TEXT SECTION:
- - - - - - -

Outlook, Management Guidance, and Execution Risk: Vaporware Projections

Management's commentary offers no concrete roadmap to revenue generation. The company "intends to realign corporate strategy and resources to focus on identifying, developing, and acquiring food technology businesses and assets," but provides no timeline, no capital budget, and no performance targets. The statement that "until this transition is complete, the company will be considered in the development stage with no current operating revenues" essentially admits that management has no visibility on when—or if—the vending machines will generate sales.

The guidance is purely aspirational: "we believe the food tech industry presents significant opportunities" and "we are currently evaluating strategic partnerships, acquisitions, and product initiatives." There is no discussion of how many machines are operational, average revenue per machine, location occupancy rates, or any metric that would indicate business momentum. This is because there is no momentum.

Execution risk is extreme. The company must secure "further funding, integration efforts, and licensing approvals" just to make the vending machines operational, yet cannot articulate how much funding, what integration is required, or which licenses are needed. The leadership team has turned over completely in 2025, with the current CEO, Yessenia Hernandez, appointed on November 5, 2025—giving her less than two months to understand a business that has never generated revenue under any of its three prior CEOs.

Risks and Asymmetries: The Path to Zero

The going concern risk is existential. Independent auditors have expressed "substantial doubt about the company's ability to continue as a going concern" for two consecutive years. If SUPA cannot raise capital by Q2 2026, it will exhaust its cash and be forced to either liquidate assets (the vending machines have minimal resale value) or file for bankruptcy. The financial statements include no adjustments for this possibility, meaning asset values could be overstated.

Related-party transactions represent a critical governance failure. The SUPA acquisition involved a related-party loan and a related-party seller, yet the company provides no fairness opinion, no independent valuation, and no explanation of why 250 million shares—nearly triple the pre-deal float—was appropriate consideration. This pattern follows the Boumarang sale, where intellectual property was exchanged for shares in another thinly-traded company, creating paper value without cash proceeds.

The material weakness in internal controls, identified by CEO Yessenia Hernandez as of September 30, 2025, means financial reporting errors could go undetected. In a company with minimal staff and high leadership turnover, this increases the risk of fraud, misstatement, or simply losing track of the few assets it possesses.

- - - - - - -

DATA EXCERPT:
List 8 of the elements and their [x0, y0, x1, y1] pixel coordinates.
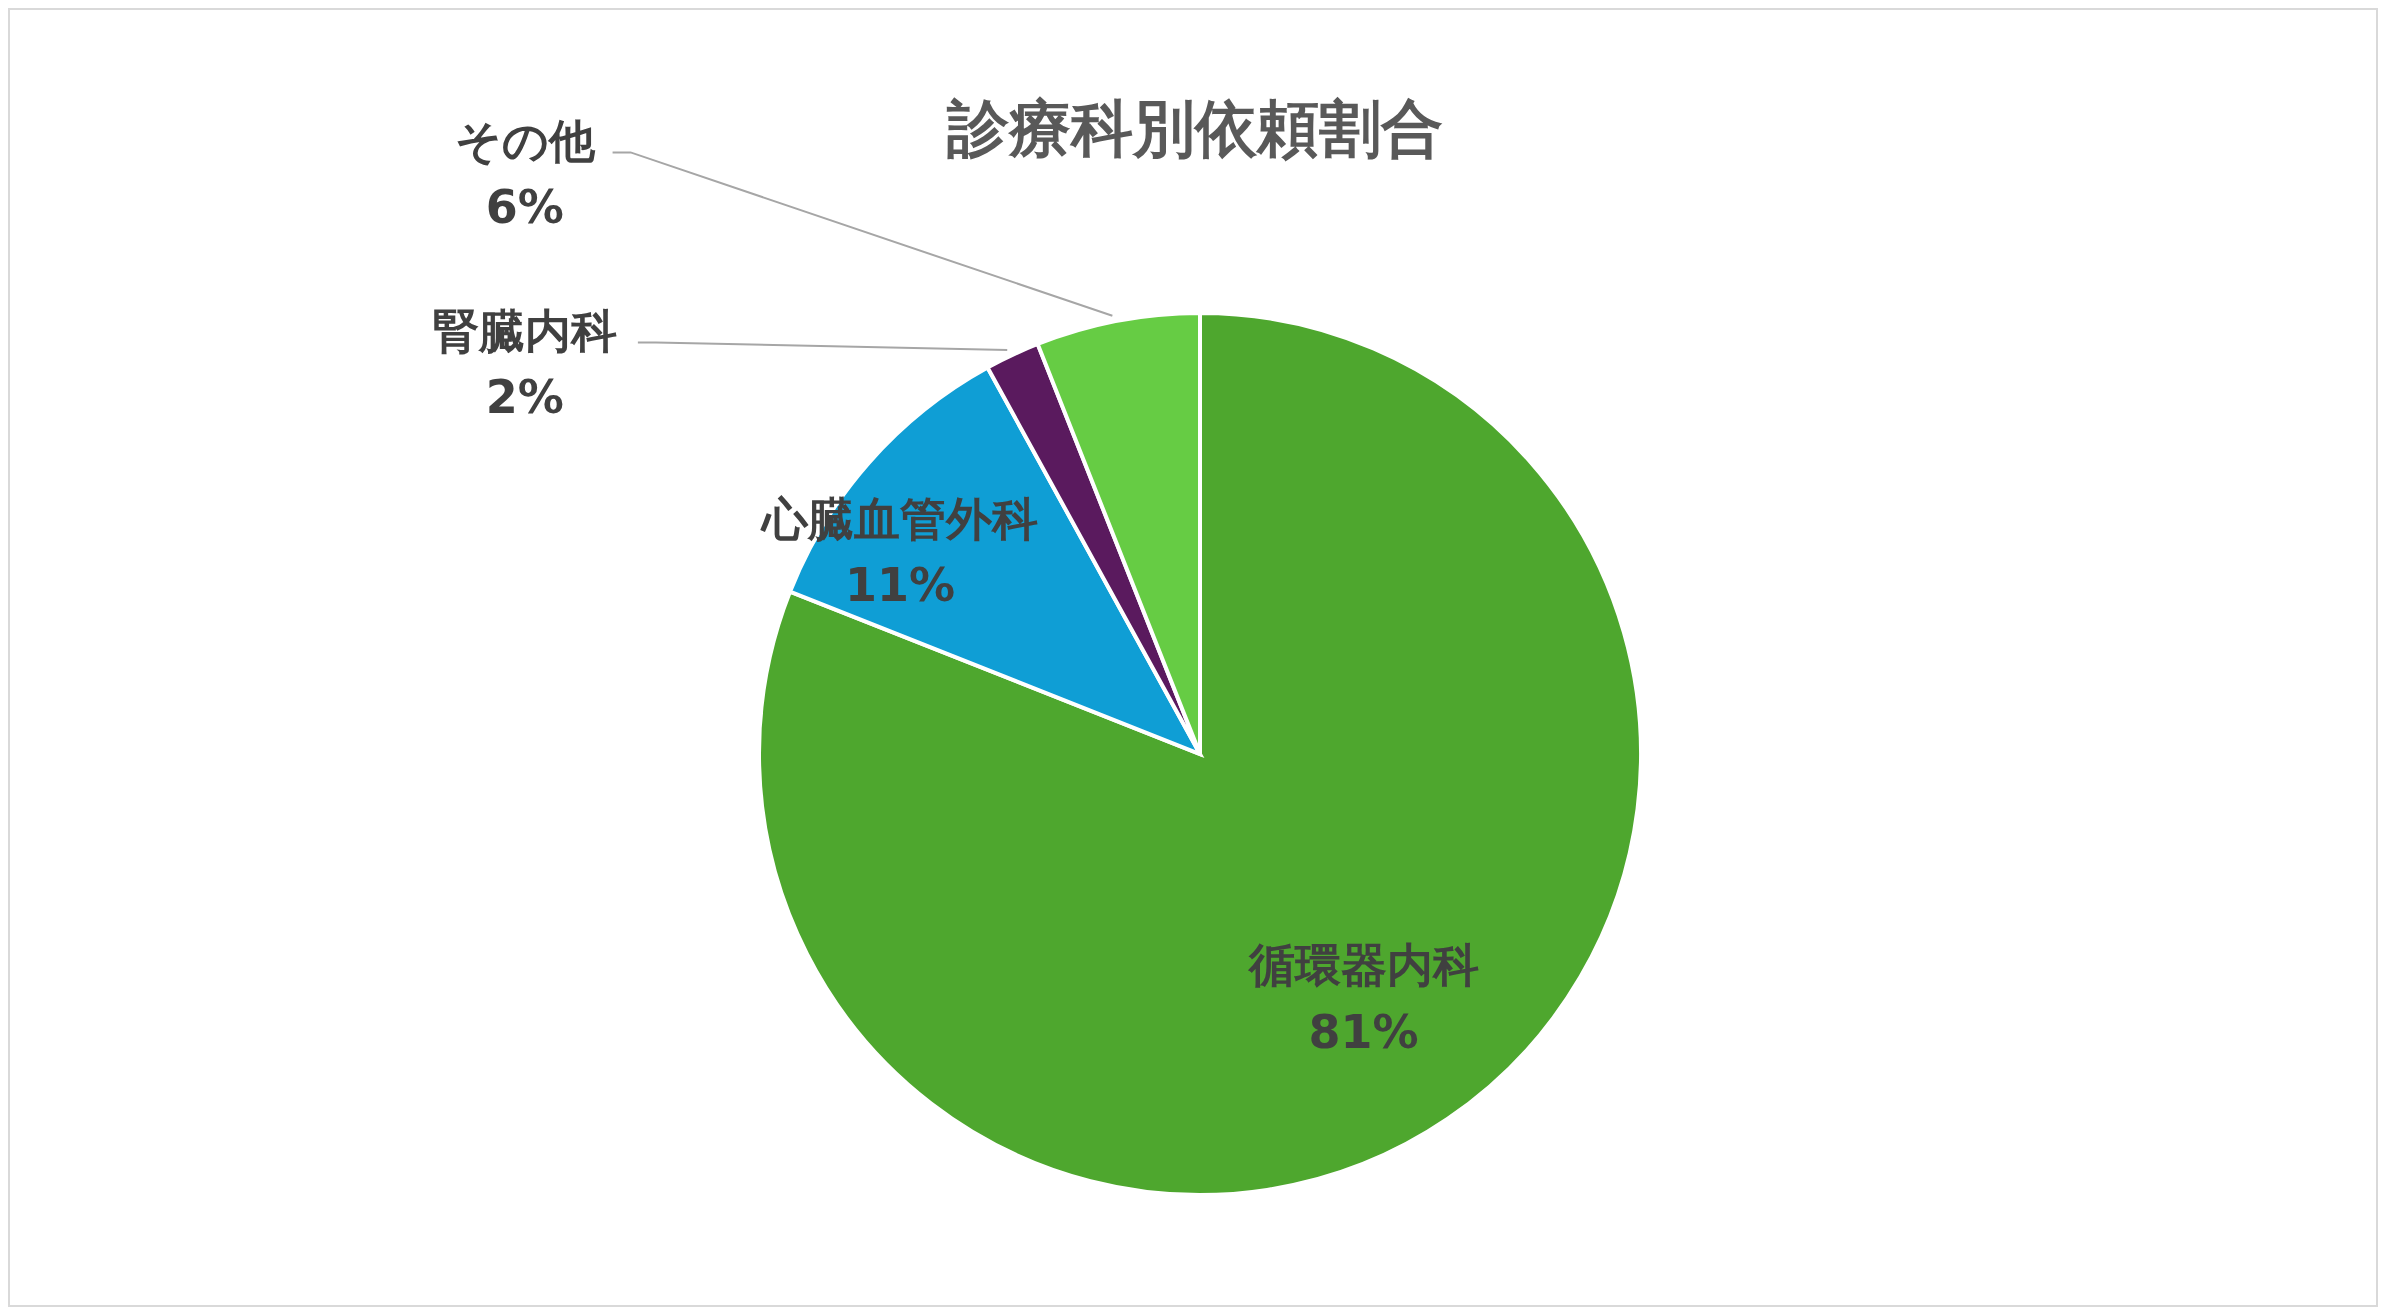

- - - - - - -

YOUR OBJECTIVE: Copy word for word the part of the SUPA risk analysis starting with "Related-party transactions represent" and going on through "assets it possesses.". The listing has no role in any of this work.

WRITTEN SOLUTION:
Related-party transactions represent a critical governance failure. The SUPA acquisition involved a related-party loan and a related-party seller, yet the company provides no fairness opinion, no independent valuation, and no explanation of why 250 million shares—nearly triple the pre-deal float—was appropriate consideration. This pattern follows the Boumarang sale, where intellectual property was exchanged for shares in another thinly-traded company, creating paper value without cash proceeds.

The material weakness in internal controls, identified by CEO Yessenia Hernandez as of September 30, 2025, means financial reporting errors could go undetected. In a company with minimal staff and high leadership turnover, this increases the risk of fraud, misstatement, or simply losing track of the few assets it possesses.